##### Provided records #####

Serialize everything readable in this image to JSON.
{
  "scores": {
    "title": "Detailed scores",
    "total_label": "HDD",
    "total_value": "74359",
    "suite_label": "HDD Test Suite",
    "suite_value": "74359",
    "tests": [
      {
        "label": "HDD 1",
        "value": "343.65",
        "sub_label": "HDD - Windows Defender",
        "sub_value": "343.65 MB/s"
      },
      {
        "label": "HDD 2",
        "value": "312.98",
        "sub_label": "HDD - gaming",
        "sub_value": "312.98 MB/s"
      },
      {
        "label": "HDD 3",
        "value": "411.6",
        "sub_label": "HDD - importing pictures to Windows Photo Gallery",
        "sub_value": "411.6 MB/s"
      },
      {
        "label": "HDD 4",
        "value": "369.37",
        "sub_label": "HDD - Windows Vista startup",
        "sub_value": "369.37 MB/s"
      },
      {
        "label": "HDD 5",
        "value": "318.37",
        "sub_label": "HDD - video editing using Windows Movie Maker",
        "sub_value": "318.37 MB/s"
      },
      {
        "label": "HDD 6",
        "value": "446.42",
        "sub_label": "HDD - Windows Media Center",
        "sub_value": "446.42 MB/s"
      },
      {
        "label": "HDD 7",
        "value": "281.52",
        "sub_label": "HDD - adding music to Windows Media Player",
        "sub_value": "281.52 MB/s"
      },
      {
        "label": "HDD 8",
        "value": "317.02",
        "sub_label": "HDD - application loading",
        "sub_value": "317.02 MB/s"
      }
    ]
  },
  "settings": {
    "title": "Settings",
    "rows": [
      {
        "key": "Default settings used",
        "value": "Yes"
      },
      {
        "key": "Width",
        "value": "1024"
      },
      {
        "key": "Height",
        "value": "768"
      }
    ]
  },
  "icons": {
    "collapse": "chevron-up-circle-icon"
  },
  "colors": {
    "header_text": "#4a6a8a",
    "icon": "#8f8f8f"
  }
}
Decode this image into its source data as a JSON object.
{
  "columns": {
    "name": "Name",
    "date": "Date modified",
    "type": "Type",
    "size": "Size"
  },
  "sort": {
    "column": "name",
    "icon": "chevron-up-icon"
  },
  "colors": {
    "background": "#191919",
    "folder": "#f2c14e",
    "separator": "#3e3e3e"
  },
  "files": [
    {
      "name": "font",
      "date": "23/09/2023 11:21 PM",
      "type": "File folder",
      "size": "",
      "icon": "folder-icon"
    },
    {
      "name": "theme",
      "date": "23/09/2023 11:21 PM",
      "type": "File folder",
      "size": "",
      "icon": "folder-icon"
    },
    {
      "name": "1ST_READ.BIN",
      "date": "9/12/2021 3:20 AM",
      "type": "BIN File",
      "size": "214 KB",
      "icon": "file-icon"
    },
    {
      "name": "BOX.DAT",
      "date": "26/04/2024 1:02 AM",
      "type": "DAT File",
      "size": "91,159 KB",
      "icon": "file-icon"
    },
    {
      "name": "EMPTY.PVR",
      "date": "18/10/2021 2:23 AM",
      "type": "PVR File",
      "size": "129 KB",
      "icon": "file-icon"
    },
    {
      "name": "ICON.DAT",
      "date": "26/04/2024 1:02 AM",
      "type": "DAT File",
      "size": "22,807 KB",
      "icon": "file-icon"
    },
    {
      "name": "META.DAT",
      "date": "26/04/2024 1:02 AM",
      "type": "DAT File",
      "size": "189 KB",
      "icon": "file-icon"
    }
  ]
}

#####

Nothing should be left out: repeat all of the data exactly.

• Exercise solution:
Serialize everything readable in this image to JSON.
{
  "scores": {
    "title": "Detailed scores",
    "total_label": "HDD",
    "total_value": "74359",
    "suite_label": "HDD Test Suite",
    "suite_value": "74359",
    "tests": [
      {
        "label": "HDD 1",
        "value": "343.65",
        "sub_label": "HDD - Windows Defender",
        "sub_value": "343.65 MB/s"
      },
      {
        "label": "HDD 2",
        "value": "312.98",
        "sub_label": "HDD - gaming",
        "sub_value": "312.98 MB/s"
      },
      {
        "label": "HDD 3",
        "value": "411.6",
        "sub_label": "HDD - importing pictures to Windows Photo Gallery",
        "sub_value": "411.6 MB/s"
      },
      {
        "label": "HDD 4",
        "value": "369.37",
        "sub_label": "HDD - Windows Vista startup",
        "sub_value": "369.37 MB/s"
      },
      {
        "label": "HDD 5",
        "value": "318.37",
        "sub_label": "HDD - video editing using Windows Movie Maker",
        "sub_value": "318.37 MB/s"
      },
      {
        "label": "HDD 6",
        "value": "446.42",
        "sub_label": "HDD - Windows Media Center",
        "sub_value": "446.42 MB/s"
      },
      {
        "label": "HDD 7",
        "value": "281.52",
        "sub_label": "HDD - adding music to Windows Media Player",
        "sub_value": "281.52 MB/s"
      },
      {
        "label": "HDD 8",
        "value": "317.02",
        "sub_label": "HDD - application loading",
        "sub_value": "317.02 MB/s"
      }
    ]
  },
  "settings": {
    "title": "Settings",
    "rows": [
      {
        "key": "Default settings used",
        "value": "Yes"
      },
      {
        "key": "Width",
        "value": "1024"
      },
      {
        "key": "Height",
        "value": "768"
      }
    ]
  },
  "icons": {
    "collapse": "chevron-up-circle-icon"
  },
  "colors": {
    "header_text": "#4a6a8a",
    "icon": "#8f8f8f"
  }
}
Decode this image into its source data as a JSON object.
{
  "columns": {
    "name": "Name",
    "date": "Date modified",
    "type": "Type",
    "size": "Size"
  },
  "sort": {
    "column": "name",
    "icon": "chevron-up-icon"
  },
  "colors": {
    "background": "#191919",
    "folder": "#f2c14e",
    "separator": "#3e3e3e"
  },
  "files": [
    {
      "name": "font",
      "date": "23/09/2023 11:21 PM",
      "type": "File folder",
      "size": "",
      "icon": "folder-icon"
    },
    {
      "name": "theme",
      "date": "23/09/2023 11:21 PM",
      "type": "File folder",
      "size": "",
      "icon": "folder-icon"
    },
    {
      "name": "1ST_READ.BIN",
      "date": "9/12/2021 3:20 AM",
      "type": "BIN File",
      "size": "214 KB",
      "icon": "file-icon"
    },
    {
      "name": "BOX.DAT",
      "date": "26/04/2024 1:02 AM",
      "type": "DAT File",
      "size": "91,159 KB",
      "icon": "file-icon"
    },
    {
      "name": "EMPTY.PVR",
      "date": "18/10/2021 2:23 AM",
      "type": "PVR File",
      "size": "129 KB",
      "icon": "file-icon"
    },
    {
      "name": "ICON.DAT",
      "date": "26/04/2024 1:02 AM",
      "type": "DAT File",
      "size": "22,807 KB",
      "icon": "file-icon"
    },
    {
      "name": "META.DAT",
      "date": "26/04/2024 1:02 AM",
      "type": "DAT File",
      "size": "189 KB",
      "icon": "file-icon"
    }
  ]
}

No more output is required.